> _Problem 1_
In the Pulse 2 review, which company commissioned a continuing franchise?

It’s not the soundest cinematic lineage - excellent foreign fright film to hackneyed American remake followed by one (or more) direct to DVD sequels. And when the main movie in question is the brilliant Japanese shocker Kairo, the pedigree becomes even more problematic. Kiyoshi Kurosawa’s amazing movie, about the end of the world as propagated by out of control technology and basic human indifference, resonated with the kind of power only questions of life and death can create. Its wonky Western conversion, the WB-friendly Pulse was a passable imitation at best. Thanks to the resulting influx of PG-13 demographic cash, Dimension Extreme has commissioned a continuing franchise. Pulse 2 shows some promise, but the stink of a calculated cash grab just can’t be avoided.

> _Problem 2_
Give everything in the listing from its first line down to the line containing "chevron-right-icon: › (1135, 1525, 1150, 1574)", both ends included, as a JSON list of strings with one string per line and blank lines left out.

> _Provided entries_
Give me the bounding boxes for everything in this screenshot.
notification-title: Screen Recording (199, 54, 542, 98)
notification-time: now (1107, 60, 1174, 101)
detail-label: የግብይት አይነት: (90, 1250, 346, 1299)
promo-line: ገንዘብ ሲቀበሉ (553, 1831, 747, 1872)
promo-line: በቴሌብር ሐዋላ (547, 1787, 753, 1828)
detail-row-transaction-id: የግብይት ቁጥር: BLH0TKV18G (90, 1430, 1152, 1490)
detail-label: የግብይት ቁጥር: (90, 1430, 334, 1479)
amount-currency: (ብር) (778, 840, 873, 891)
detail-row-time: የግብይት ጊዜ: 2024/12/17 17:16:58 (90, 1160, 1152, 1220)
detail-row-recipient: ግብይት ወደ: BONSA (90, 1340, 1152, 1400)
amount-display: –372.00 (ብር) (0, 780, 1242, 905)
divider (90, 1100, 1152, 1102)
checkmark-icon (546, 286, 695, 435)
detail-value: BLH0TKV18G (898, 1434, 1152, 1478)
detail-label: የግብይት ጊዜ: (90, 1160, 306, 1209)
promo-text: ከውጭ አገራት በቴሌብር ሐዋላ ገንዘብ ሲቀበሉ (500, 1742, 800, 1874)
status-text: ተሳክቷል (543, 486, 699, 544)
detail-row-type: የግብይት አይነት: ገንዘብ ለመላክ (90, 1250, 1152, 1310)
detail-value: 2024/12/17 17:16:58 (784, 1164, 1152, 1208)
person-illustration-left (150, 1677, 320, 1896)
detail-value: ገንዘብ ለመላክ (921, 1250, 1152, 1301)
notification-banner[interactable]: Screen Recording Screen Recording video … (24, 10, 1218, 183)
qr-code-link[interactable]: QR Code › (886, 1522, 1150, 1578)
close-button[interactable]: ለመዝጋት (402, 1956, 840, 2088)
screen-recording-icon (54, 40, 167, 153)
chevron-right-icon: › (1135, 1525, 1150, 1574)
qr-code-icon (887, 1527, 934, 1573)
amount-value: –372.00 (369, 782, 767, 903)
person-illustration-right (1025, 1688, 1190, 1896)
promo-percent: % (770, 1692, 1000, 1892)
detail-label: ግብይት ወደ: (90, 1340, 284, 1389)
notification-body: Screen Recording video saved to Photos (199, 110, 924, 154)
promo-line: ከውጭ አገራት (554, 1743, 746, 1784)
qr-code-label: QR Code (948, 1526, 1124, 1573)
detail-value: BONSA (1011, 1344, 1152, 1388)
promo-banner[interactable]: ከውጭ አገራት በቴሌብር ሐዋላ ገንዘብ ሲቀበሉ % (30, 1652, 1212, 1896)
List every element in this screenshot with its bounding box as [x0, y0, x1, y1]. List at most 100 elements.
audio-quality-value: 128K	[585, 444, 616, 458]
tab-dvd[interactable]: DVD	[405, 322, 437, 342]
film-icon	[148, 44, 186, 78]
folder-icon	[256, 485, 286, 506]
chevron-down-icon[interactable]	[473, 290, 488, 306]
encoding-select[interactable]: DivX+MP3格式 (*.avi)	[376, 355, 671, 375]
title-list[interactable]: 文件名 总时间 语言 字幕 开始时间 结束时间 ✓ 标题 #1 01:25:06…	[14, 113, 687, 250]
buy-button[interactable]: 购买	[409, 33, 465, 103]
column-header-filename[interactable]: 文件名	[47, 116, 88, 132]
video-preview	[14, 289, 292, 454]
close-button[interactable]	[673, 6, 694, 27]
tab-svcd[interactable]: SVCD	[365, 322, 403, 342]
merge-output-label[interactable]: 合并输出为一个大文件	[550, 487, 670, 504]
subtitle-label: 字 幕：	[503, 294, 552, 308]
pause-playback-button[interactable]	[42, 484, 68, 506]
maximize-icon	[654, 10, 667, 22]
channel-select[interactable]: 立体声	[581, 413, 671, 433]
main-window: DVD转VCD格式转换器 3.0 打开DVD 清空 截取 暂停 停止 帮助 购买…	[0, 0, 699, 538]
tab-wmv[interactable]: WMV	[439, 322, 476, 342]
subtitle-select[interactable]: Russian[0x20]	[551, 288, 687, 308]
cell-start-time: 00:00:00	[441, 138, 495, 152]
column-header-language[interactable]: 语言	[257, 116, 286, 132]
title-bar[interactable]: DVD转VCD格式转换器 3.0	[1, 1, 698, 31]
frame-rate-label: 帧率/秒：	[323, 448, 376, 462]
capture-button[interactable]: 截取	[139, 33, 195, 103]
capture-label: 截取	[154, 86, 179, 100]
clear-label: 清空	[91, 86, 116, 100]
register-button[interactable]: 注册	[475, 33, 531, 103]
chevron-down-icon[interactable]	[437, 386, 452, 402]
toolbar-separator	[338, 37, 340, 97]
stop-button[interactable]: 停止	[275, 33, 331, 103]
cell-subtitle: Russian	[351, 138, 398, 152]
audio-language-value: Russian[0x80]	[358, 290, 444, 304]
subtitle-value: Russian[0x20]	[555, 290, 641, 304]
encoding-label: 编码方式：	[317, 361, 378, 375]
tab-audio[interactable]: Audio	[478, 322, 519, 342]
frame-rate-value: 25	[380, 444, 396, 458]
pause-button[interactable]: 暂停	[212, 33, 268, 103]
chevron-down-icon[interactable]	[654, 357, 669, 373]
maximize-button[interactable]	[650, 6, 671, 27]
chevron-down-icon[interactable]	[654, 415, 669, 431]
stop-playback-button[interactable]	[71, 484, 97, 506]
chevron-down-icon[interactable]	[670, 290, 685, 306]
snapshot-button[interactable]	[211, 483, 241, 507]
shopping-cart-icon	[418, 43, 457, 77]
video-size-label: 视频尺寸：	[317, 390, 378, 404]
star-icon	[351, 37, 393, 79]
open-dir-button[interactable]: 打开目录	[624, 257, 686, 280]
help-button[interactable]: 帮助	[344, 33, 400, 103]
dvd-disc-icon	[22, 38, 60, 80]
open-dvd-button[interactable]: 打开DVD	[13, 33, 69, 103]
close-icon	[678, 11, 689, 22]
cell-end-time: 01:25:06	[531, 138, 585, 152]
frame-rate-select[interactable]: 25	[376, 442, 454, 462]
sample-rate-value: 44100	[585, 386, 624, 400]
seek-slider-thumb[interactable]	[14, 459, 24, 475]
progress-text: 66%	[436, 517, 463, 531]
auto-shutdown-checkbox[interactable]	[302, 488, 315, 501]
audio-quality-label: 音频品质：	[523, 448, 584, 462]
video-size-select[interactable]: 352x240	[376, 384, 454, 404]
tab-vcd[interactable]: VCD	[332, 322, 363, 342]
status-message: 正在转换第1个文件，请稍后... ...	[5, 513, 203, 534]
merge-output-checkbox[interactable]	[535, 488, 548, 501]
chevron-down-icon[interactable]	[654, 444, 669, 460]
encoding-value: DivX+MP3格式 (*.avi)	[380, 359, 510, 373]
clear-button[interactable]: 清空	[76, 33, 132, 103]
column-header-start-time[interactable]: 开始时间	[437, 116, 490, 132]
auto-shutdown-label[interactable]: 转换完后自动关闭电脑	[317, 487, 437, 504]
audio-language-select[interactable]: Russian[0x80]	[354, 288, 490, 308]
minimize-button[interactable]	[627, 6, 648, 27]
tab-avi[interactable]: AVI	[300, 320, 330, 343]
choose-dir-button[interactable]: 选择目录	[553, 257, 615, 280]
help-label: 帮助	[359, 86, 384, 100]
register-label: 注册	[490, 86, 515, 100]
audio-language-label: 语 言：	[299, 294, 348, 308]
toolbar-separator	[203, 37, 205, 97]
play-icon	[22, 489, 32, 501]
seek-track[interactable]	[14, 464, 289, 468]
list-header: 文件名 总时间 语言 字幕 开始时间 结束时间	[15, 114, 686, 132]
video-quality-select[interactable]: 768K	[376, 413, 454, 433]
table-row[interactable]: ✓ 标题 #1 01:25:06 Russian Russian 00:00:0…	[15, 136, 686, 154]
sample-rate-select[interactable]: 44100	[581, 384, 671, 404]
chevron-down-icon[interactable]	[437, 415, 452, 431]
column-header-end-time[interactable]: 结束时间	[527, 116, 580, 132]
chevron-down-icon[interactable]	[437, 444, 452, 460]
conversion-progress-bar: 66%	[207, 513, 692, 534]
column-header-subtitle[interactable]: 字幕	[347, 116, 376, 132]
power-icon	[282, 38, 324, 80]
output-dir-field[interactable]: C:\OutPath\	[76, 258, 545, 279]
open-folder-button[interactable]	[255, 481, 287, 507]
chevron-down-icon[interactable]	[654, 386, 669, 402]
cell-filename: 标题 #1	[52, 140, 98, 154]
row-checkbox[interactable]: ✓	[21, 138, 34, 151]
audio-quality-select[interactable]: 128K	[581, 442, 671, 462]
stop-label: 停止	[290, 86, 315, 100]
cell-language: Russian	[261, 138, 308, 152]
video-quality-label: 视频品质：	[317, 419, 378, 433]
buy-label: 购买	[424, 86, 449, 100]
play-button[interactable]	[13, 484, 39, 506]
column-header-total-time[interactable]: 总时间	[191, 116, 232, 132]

> _Exercise result 1_
Dimension Extreme

> _Exercise result 2_
[
  "Give me the bounding boxes for everything in this screenshot.",
  "notification-title: Screen Recording (199, 54, 542, 98)",
  "notification-time: now (1107, 60, 1174, 101)",
  "detail-label: የግብይት አይነት: (90, 1250, 346, 1299)",
  "promo-line: ገንዘብ ሲቀበሉ (553, 1831, 747, 1872)",
  "promo-line: በቴሌብር ሐዋላ (547, 1787, 753, 1828)",
  "detail-row-transaction-id: የግብይት ቁጥር: BLH0TKV18G (90, 1430, 1152, 1490)",
  "detail-label: የግብይት ቁጥር: (90, 1430, 334, 1479)",
  "amount-currency: (ብር) (778, 840, 873, 891)",
  "detail-row-time: የግብይት ጊዜ: 2024/12/17 17:16:58 (90, 1160, 1152, 1220)",
  "detail-row-recipient: ግብይት ወደ: BONSA (90, 1340, 1152, 1400)",
  "amount-display: –372.00 (ብር) (0, 780, 1242, 905)",
  "divider (90, 1100, 1152, 1102)",
  "checkmark-icon (546, 286, 695, 435)",
  "detail-value: BLH0TKV18G (898, 1434, 1152, 1478)",
  "detail-label: የግብይት ጊዜ: (90, 1160, 306, 1209)",
  "promo-text: ከውጭ አገራት በቴሌብር ሐዋላ ገንዘብ ሲቀበሉ (500, 1742, 800, 1874)",
  "status-text: ተሳክቷል (543, 486, 699, 544)",
  "detail-row-type: የግብይት አይነት: ገንዘብ ለመላክ (90, 1250, 1152, 1310)",
  "detail-value: 2024/12/17 17:16:58 (784, 1164, 1152, 1208)",
  "person-illustration-left (150, 1677, 320, 1896)",
  "detail-value: ገንዘብ ለመላክ (921, 1250, 1152, 1301)",
  "notification-banner[interactable]: Screen Recording Screen Recording video … (24, 10, 1218, 183)",
  "qr-code-link[interactable]: QR Code › (886, 1522, 1150, 1578)",
  "close-button[interactable]: ለመዝጋት (402, 1956, 840, 2088)",
  "screen-recording-icon (54, 40, 167, 153)",
  "chevron-right-icon: › (1135, 1525, 1150, 1574)"
]